### Exercises
1/ According to the reading and running log, how many poems make up The Book of Repulsive Women?
2/ Please list every title of a book or publication that the reading and running log names.
3/ Resume the week-twenty-nine reading and running log right after its last sentence.

### Source text
※ ※ ※
2018 week twenty nine

Books Read:
36. Nightwood — Djuna Barnes
37. The Book of Repulsive Women — Djuna Barnes
(Links to free PDF from Green Integer Press.)

Kilometres Ran:
week twenty nine — 45.8

To date: 1,460 KM

Back in June the Lit Hub Daily newsletter reminded me that 126 years ago Djuna Barnes was born, and of course I’m using reminded loosely, and I was reminded that I should probably get around to finally reading Nightwood and why not follow that up with some Repulsive Women. Nightwood is a rather dense peice of metafiction that primarily follows Robin Vote around Continental Europe during the years between the two World Wars. I made the mistake of underestimating its under 200 pages. I found this book to be a lot of work, but worth it in the end. At the polar opposite of the spectrum, and Barnes’ career for the matter (one if not her first book) is The Book of Repulsive Women, which is comprised of eight poems accompanied by five ink drawings. This you can read in a single coffee. The imagery and themes in the pages of Repulsive are fully fleshed out years later in Nightwood.
※ ※ ※
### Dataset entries
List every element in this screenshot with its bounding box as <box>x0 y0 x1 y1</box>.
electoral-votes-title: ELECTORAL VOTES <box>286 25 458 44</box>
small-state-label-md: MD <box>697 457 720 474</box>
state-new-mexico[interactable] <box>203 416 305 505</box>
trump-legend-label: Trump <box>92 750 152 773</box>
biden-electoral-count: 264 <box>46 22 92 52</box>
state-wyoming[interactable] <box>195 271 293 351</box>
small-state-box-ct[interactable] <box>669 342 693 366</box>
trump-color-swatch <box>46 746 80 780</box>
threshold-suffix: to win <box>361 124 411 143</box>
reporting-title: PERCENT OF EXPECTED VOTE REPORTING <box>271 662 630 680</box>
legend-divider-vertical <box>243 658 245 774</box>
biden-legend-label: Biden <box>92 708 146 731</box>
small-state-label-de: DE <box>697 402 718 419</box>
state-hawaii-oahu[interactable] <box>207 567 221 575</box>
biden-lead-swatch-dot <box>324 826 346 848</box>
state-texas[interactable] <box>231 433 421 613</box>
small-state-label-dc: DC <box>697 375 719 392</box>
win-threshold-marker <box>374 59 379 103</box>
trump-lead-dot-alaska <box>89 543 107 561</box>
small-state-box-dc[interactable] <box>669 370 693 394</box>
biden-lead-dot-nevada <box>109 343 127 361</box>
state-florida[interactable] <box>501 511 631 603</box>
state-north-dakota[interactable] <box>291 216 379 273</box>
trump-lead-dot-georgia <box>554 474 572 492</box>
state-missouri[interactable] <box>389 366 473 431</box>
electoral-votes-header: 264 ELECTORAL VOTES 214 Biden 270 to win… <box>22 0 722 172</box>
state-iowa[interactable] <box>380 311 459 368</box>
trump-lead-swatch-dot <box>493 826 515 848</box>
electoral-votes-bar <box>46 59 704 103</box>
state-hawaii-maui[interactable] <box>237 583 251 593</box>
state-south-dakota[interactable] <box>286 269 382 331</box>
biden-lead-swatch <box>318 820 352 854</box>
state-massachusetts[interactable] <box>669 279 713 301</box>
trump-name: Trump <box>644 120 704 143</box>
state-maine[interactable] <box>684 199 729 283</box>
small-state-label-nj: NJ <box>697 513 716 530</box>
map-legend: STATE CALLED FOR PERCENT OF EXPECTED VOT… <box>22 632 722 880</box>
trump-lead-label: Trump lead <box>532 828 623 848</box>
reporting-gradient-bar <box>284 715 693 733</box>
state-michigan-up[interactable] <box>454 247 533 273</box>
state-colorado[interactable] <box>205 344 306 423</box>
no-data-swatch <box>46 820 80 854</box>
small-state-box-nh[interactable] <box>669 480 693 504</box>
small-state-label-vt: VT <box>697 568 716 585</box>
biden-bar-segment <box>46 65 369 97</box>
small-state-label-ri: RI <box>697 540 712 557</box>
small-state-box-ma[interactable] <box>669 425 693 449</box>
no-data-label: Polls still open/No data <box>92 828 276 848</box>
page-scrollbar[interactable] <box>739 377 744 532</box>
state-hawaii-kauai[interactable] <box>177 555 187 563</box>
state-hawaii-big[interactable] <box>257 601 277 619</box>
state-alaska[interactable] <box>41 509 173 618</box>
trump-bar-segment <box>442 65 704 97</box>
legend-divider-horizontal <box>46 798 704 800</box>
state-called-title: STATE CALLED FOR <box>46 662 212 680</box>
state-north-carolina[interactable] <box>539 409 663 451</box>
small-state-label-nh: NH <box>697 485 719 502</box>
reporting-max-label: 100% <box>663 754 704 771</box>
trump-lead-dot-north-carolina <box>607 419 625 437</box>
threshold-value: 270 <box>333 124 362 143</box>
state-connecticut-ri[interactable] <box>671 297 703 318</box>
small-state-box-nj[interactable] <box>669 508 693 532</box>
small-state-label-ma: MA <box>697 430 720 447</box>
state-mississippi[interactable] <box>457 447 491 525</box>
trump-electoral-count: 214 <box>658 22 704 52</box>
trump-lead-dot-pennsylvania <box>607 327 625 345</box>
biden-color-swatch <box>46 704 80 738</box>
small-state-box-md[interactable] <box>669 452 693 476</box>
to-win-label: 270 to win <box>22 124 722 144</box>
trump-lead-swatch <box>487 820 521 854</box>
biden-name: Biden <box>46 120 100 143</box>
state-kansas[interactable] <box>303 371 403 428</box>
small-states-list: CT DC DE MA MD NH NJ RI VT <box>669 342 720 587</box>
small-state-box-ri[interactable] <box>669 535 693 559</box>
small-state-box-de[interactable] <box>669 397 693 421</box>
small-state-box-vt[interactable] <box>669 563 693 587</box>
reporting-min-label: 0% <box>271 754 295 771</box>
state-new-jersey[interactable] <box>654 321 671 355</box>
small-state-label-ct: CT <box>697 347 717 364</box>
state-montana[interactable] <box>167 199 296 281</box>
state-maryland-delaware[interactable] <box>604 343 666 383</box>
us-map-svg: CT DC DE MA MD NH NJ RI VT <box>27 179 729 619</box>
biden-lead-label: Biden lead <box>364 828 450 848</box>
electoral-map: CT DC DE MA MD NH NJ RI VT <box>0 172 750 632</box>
※ ※ ※
### Outputs for the tasks
1/ Eight poems, accompanied by five ink drawings.

2/ Nightwood; The Book of Repulsive Women; the Lit Hub Daily newsletter

3/
At the start line, with the pulp mill cloud maker on the hill hard at work.

This morning I woke at 4:30 a.m. to prepare for a short drive from downtown Kamloops over to the North Shore and MacArthur Island Park for the 6 a.m. start of the Kamloops Marathon half marathon because Kamloops is hot at the end of July and I happened to be in town and I was born and lived there for over 30 years so I thought it would be fun to run a race there. So let’s unpack that ramble. The race started at 6 a.m. because on a normal July weekend it would be nearly or over 30 degrees by noon. I assume they were aiming for a cool morning start. At 6 a.m. there are also fewest monster trucks on the road that the race shares. It was a perfect morning, clear, calm and about 14 degrees. Kamloops sits in the Thompson River valley and the mountains were still shading much of the course. The course loops out of MacArthur Island Park, through North Kamloops out-and-back along Westsyde Drive and along the shore of the North Thompson River to where it meets the Thompson and back into MacArthur Island Park. It’s a very scenic course, not to mention flat and fast. Well mostly flat. There’s one hill at 5 KM and I wouldn’t characterize the City’s infrastructure “well maintained.” There was some pothole dodging.
I thought the vintage Joy Division t-shirt was a nice touch.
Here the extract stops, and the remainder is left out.